start SUPPLIED RECORDS

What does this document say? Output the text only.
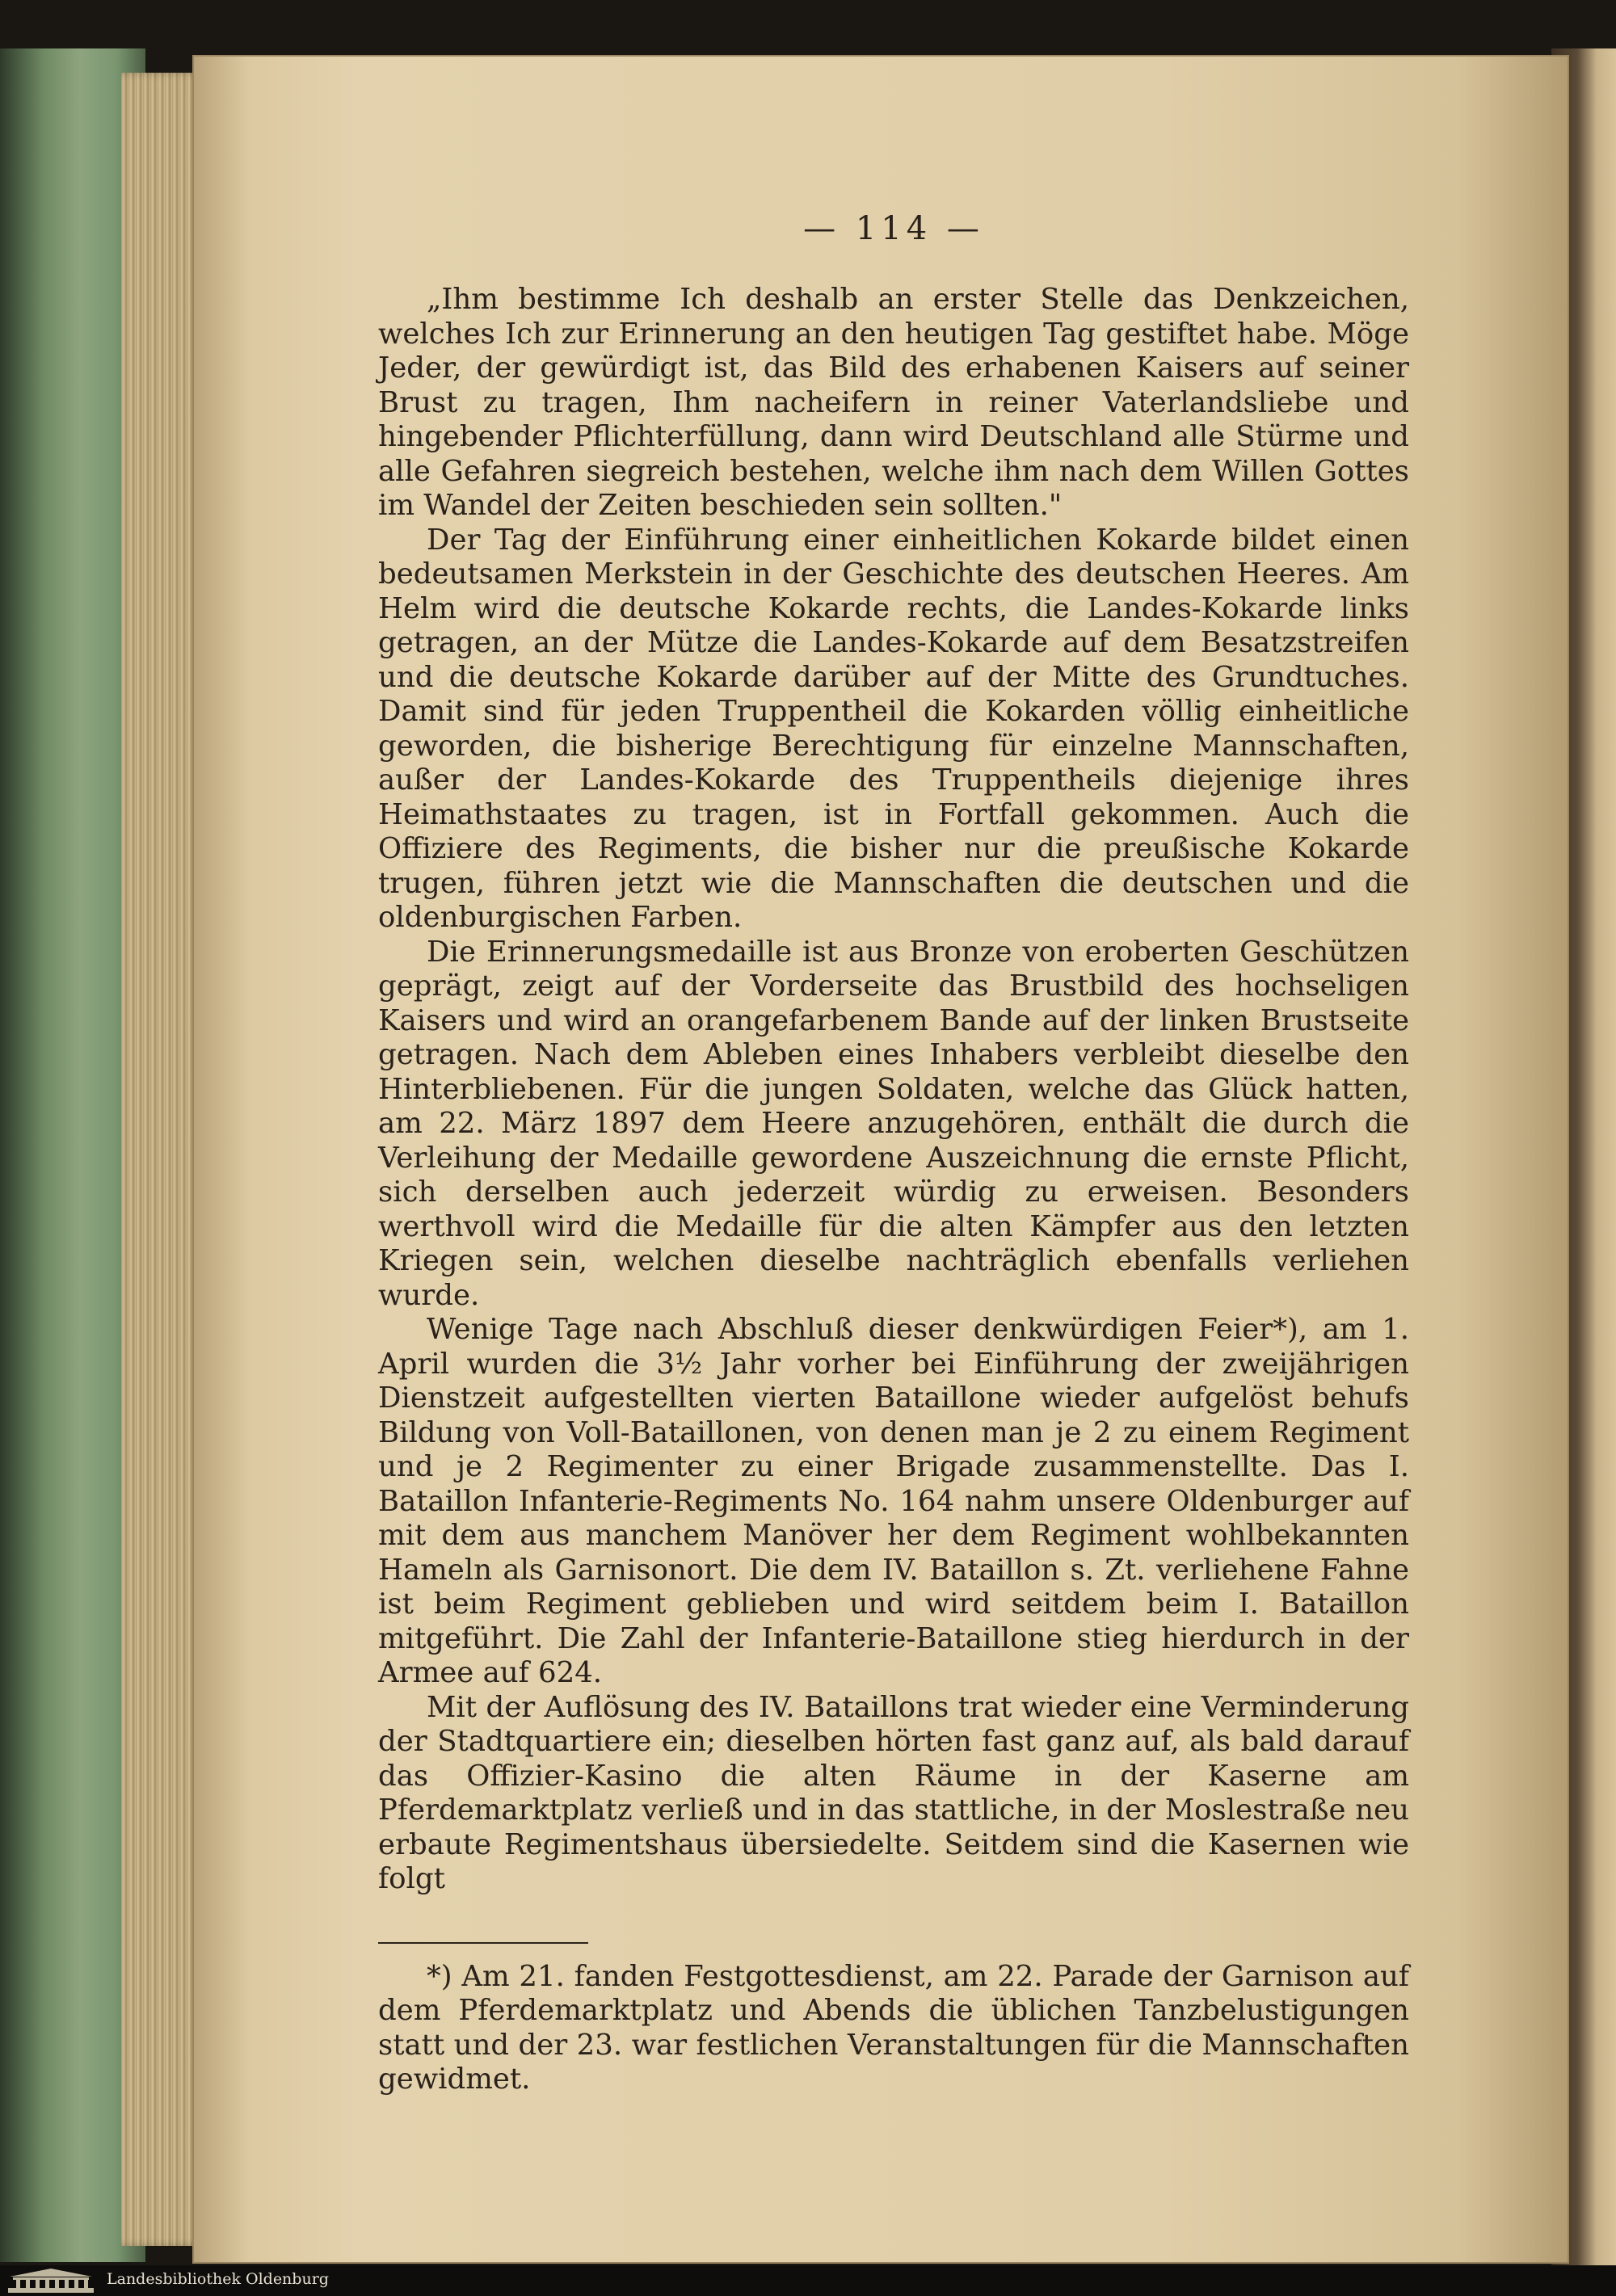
— 114 —

„Ihm bestimme Ich deshalb an erster Stelle das Denkzeichen, welches Ich zur Erinnerung an den heutigen Tag gestiftet habe. Möge Jeder, der gewürdigt ist, das Bild des erhabenen Kaisers auf seiner Brust zu tragen, Ihm nacheifern in reiner Vaterlandsliebe und hingebender Pflichterfüllung, dann wird Deutschland alle Stürme und alle Gefahren siegreich bestehen, welche ihm nach dem Willen Gottes im Wandel der Zeiten beschieden sein sollten."

Der Tag der Einführung einer einheitlichen Kokarde bildet einen bedeutsamen Merkstein in der Geschichte des deutschen Heeres. Am Helm wird die deutsche Kokarde rechts, die Landes-Kokarde links getragen, an der Mütze die Landes-Kokarde auf dem Besatzstreifen und die deutsche Kokarde darüber auf der Mitte des Grundtuches. Damit sind für jeden Truppentheil die Kokarden völlig einheitliche geworden, die bisherige Berechtigung für einzelne Mannschaften, außer der Landes-Kokarde des Truppentheils diejenige ihres Heimathstaates zu tragen, ist in Fortfall gekommen. Auch die Offiziere des Regiments, die bisher nur die preußische Kokarde trugen, führen jetzt wie die Mannschaften die deutschen und die oldenburgischen Farben.

Die Erinnerungsmedaille ist aus Bronze von eroberten Geschützen geprägt, zeigt auf der Vorderseite das Brustbild des hochseligen Kaisers und wird an orangefarbenem Bande auf der linken Brustseite getragen. Nach dem Ableben eines Inhabers verbleibt dieselbe den Hinterbliebenen. Für die jungen Soldaten, welche das Glück hatten, am 22. März 1897 dem Heere anzugehören, enthält die durch die Verleihung der Medaille gewordene Auszeichnung die ernste Pflicht, sich derselben auch jederzeit würdig zu erweisen. Besonders werthvoll wird die Medaille für die alten Kämpfer aus den letzten Kriegen sein, welchen dieselbe nachträglich ebenfalls verliehen wurde.

Wenige Tage nach Abschluß dieser denkwürdigen Feier*), am 1. April wurden die 3½ Jahr vorher bei Einführung der zweijährigen Dienstzeit aufgestellten vierten Bataillone wieder aufgelöst behufs Bildung von Voll-Bataillonen, von denen man je 2 zu einem Regiment und je 2 Regimenter zu einer Brigade zusammenstellte. Das I. Bataillon Infanterie-Regiments No. 164 nahm unsere Oldenburger auf mit dem aus manchem Manöver her dem Regiment wohlbekannten Hameln als Garnisonort. Die dem IV. Bataillon s. Zt. verliehene Fahne ist beim Regiment geblieben und wird seitdem beim I. Bataillon mitgeführt. Die Zahl der Infanterie-Bataillone stieg hierdurch in der Armee auf 624.

Mit der Auflösung des IV. Bataillons trat wieder eine Verminderung der Stadtquartiere ein; dieselben hörten fast ganz auf, als bald darauf das Offizier-Kasino die alten Räume in der Kaserne am Pferdemarktplatz verließ und in das stattliche, in der Moslestraße neu erbaute Regimentshaus übersiedelte. Seitdem sind die Kasernen wie folgt

*) Am 21. fanden Festgottesdienst, am 22. Parade der Garnison auf dem Pferdemarktplatz und Abends die üblichen Tanzbelustigungen statt und der 23. war festlichen Veranstaltungen für die Mannschaften gewidmet.

Landesbibliothek Oldenburg
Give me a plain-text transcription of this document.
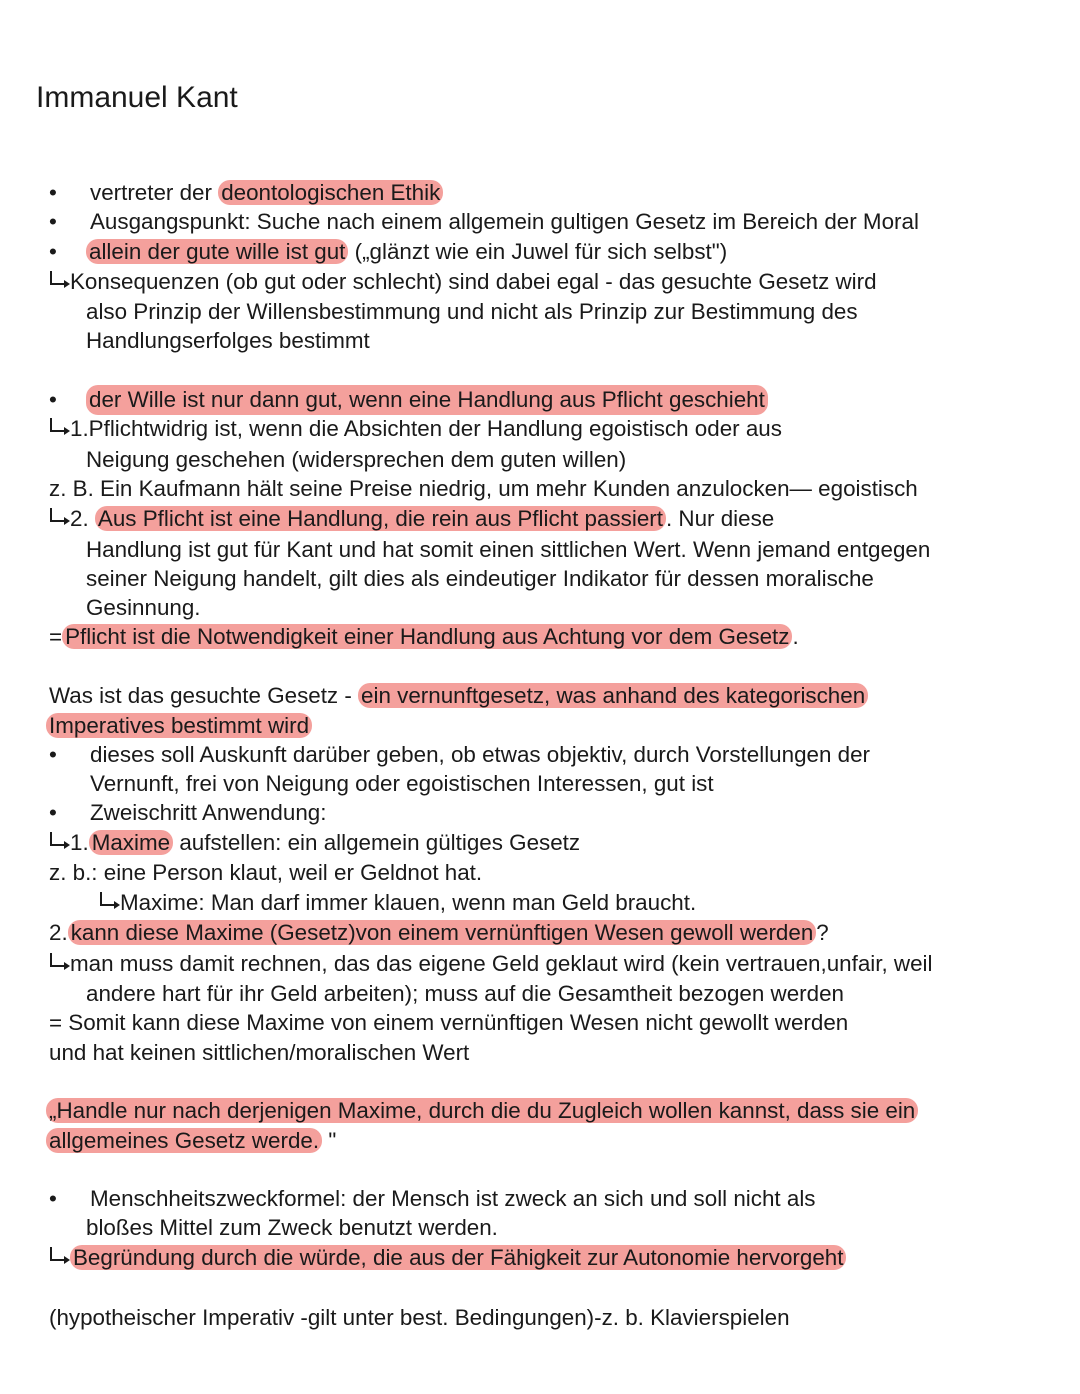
Immanuel Kant
• vertreter der deontologischen Ethik
• Ausgangspunkt: Suche nach einem allgemein gultigen Gesetz im Bereich der Moral
• allein der gute wille ist gut („glänzt wie ein Juwel für sich selbst")
Konsequenzen (ob gut oder schlecht) sind dabei egal - das gesuchte Gesetz wird
also Prinzip der Willensbestimmung und nicht als Prinzip zur Bestimmung des
Handlungserfolges bestimmt
• der Wille ist nur dann gut, wenn eine Handlung aus Pflicht geschieht
1.Pflichtwidrig ist, wenn die Absichten der Handlung egoistisch oder aus
Neigung geschehen (widersprechen dem guten willen)
z. B. Ein Kaufmann hält seine Preise niedrig, um mehr Kunden anzulocken— egoistisch
2. Aus Pflicht ist eine Handlung, die rein aus Pflicht passiert . Nur diese
Handlung ist gut für Kant und hat somit einen sittlichen Wert. Wenn jemand entgegen
seiner Neigung handelt, gilt dies als eindeutiger Indikator für dessen moralische
Gesinnung.
= Pflicht ist die Notwendigkeit einer Handlung aus Achtung vor dem Gesetz .
Was ist das gesuchte Gesetz - ein vernunftgesetz, was anhand des kategorischen
Imperatives bestimmt wird
• dieses soll Auskunft darüber geben, ob etwas objektiv, durch Vorstellungen der
Vernunft, frei von Neigung oder egoistischen Interessen, gut ist
• Zweischritt Anwendung:
1. Maxime aufstellen: ein allgemein gültiges Gesetz
z. b.: eine Person klaut, weil er Geldnot hat.
Maxime: Man darf immer klauen, wenn man Geld braucht.
2. kann diese Maxime (Gesetz)von einem vernünftigen Wesen gewoll werden ?
man muss damit rechnen, das das eigene Geld geklaut wird (kein vertrauen,unfair, weil
andere hart für ihr Geld arbeiten); muss auf die Gesamtheit bezogen werden
= Somit kann diese Maxime von einem vernünftigen Wesen nicht gewollt werden
und hat keinen sittlichen/moralischen Wert
„Handle nur nach derjenigen Maxime, durch die du Zugleich wollen kannst, dass sie ein
allgemeines Gesetz werde. "
• Menschheitszweckformel: der Mensch ist zweck an sich und soll nicht als
bloßes Mittel zum Zweck benutzt werden.
Begründung durch die würde, die aus der Fähigkeit zur Autonomie hervorgeht
(hypotheischer Imperativ -gilt unter best. Bedingungen)-z. b. Klavierspielen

end SUPPLIED RECORDS

• [OBJECTIVE]
Output every entry verbatim. Pictures do not belong in the copy.

• [FULL OUTPUT]
What does this document say? Output the text only.
— 114 —

„Ihm bestimme Ich deshalb an erster Stelle das Denkzeichen, welches Ich zur Erinnerung an den heutigen Tag gestiftet habe. Möge Jeder, der gewürdigt ist, das Bild des erhabenen Kaisers auf seiner Brust zu tragen, Ihm nacheifern in reiner Vaterlandsliebe und hingebender Pflichterfüllung, dann wird Deutschland alle Stürme und alle Gefahren siegreich bestehen, welche ihm nach dem Willen Gottes im Wandel der Zeiten beschieden sein sollten."

Der Tag der Einführung einer einheitlichen Kokarde bildet einen bedeutsamen Merkstein in der Geschichte des deutschen Heeres. Am Helm wird die deutsche Kokarde rechts, die Landes-Kokarde links getragen, an der Mütze die Landes-Kokarde auf dem Besatzstreifen und die deutsche Kokarde darüber auf der Mitte des Grundtuches. Damit sind für jeden Truppentheil die Kokarden völlig einheitliche geworden, die bisherige Berechtigung für einzelne Mannschaften, außer der Landes-Kokarde des Truppentheils diejenige ihres Heimathstaates zu tragen, ist in Fortfall gekommen. Auch die Offiziere des Regiments, die bisher nur die preußische Kokarde trugen, führen jetzt wie die Mannschaften die deutschen und die oldenburgischen Farben.

Die Erinnerungsmedaille ist aus Bronze von eroberten Geschützen geprägt, zeigt auf der Vorderseite das Brustbild des hochseligen Kaisers und wird an orangefarbenem Bande auf der linken Brustseite getragen. Nach dem Ableben eines Inhabers verbleibt dieselbe den Hinterbliebenen. Für die jungen Soldaten, welche das Glück hatten, am 22. März 1897 dem Heere anzugehören, enthält die durch die Verleihung der Medaille gewordene Auszeichnung die ernste Pflicht, sich derselben auch jederzeit würdig zu erweisen. Besonders werthvoll wird die Medaille für die alten Kämpfer aus den letzten Kriegen sein, welchen dieselbe nachträglich ebenfalls verliehen wurde.

Wenige Tage nach Abschluß dieser denkwürdigen Feier*), am 1. April wurden die 3½ Jahr vorher bei Einführung der zweijährigen Dienstzeit aufgestellten vierten Bataillone wieder aufgelöst behufs Bildung von Voll-Bataillonen, von denen man je 2 zu einem Regiment und je 2 Regimenter zu einer Brigade zusammenstellte. Das I. Bataillon Infanterie-Regiments No. 164 nahm unsere Oldenburger auf mit dem aus manchem Manöver her dem Regiment wohlbekannten Hameln als Garnisonort. Die dem IV. Bataillon s. Zt. verliehene Fahne ist beim Regiment geblieben und wird seitdem beim I. Bataillon mitgeführt. Die Zahl der Infanterie-Bataillone stieg hierdurch in der Armee auf 624.

Mit der Auflösung des IV. Bataillons trat wieder eine Verminderung der Stadtquartiere ein; dieselben hörten fast ganz auf, als bald darauf das Offizier-Kasino die alten Räume in der Kaserne am Pferdemarktplatz verließ und in das stattliche, in der Moslestraße neu erbaute Regimentshaus übersiedelte. Seitdem sind die Kasernen wie folgt

*) Am 21. fanden Festgottesdienst, am 22. Parade der Garnison auf dem Pferdemarktplatz und Abends die üblichen Tanzbelustigungen statt und der 23. war festlichen Veranstaltungen für die Mannschaften gewidmet.

Landesbibliothek Oldenburg
Give me a plain-text transcription of this document.
Immanuel Kant
• vertreter der deontologischen Ethik
• Ausgangspunkt: Suche nach einem allgemein gultigen Gesetz im Bereich der Moral
• allein der gute wille ist gut („glänzt wie ein Juwel für sich selbst")
Konsequenzen (ob gut oder schlecht) sind dabei egal - das gesuchte Gesetz wird
also Prinzip der Willensbestimmung und nicht als Prinzip zur Bestimmung des
Handlungserfolges bestimmt
• der Wille ist nur dann gut, wenn eine Handlung aus Pflicht geschieht
1.Pflichtwidrig ist, wenn die Absichten der Handlung egoistisch oder aus
Neigung geschehen (widersprechen dem guten willen)
z. B. Ein Kaufmann hält seine Preise niedrig, um mehr Kunden anzulocken— egoistisch
2. Aus Pflicht ist eine Handlung, die rein aus Pflicht passiert . Nur diese
Handlung ist gut für Kant und hat somit einen sittlichen Wert. Wenn jemand entgegen
seiner Neigung handelt, gilt dies als eindeutiger Indikator für dessen moralische
Gesinnung.
= Pflicht ist die Notwendigkeit einer Handlung aus Achtung vor dem Gesetz .
Was ist das gesuchte Gesetz - ein vernunftgesetz, was anhand des kategorischen
Imperatives bestimmt wird
• dieses soll Auskunft darüber geben, ob etwas objektiv, durch Vorstellungen der
Vernunft, frei von Neigung oder egoistischen Interessen, gut ist
• Zweischritt Anwendung:
1. Maxime aufstellen: ein allgemein gültiges Gesetz
z. b.: eine Person klaut, weil er Geldnot hat.
Maxime: Man darf immer klauen, wenn man Geld braucht.
2. kann diese Maxime (Gesetz)von einem vernünftigen Wesen gewoll werden ?
man muss damit rechnen, das das eigene Geld geklaut wird (kein vertrauen,unfair, weil
andere hart für ihr Geld arbeiten); muss auf die Gesamtheit bezogen werden
= Somit kann diese Maxime von einem vernünftigen Wesen nicht gewollt werden
und hat keinen sittlichen/moralischen Wert
„Handle nur nach derjenigen Maxime, durch die du Zugleich wollen kannst, dass sie ein
allgemeines Gesetz werde. "
• Menschheitszweckformel: der Mensch ist zweck an sich und soll nicht als
bloßes Mittel zum Zweck benutzt werden.
Begründung durch die würde, die aus der Fähigkeit zur Autonomie hervorgeht
(hypotheischer Imperativ -gilt unter best. Bedingungen)-z. b. Klavierspielen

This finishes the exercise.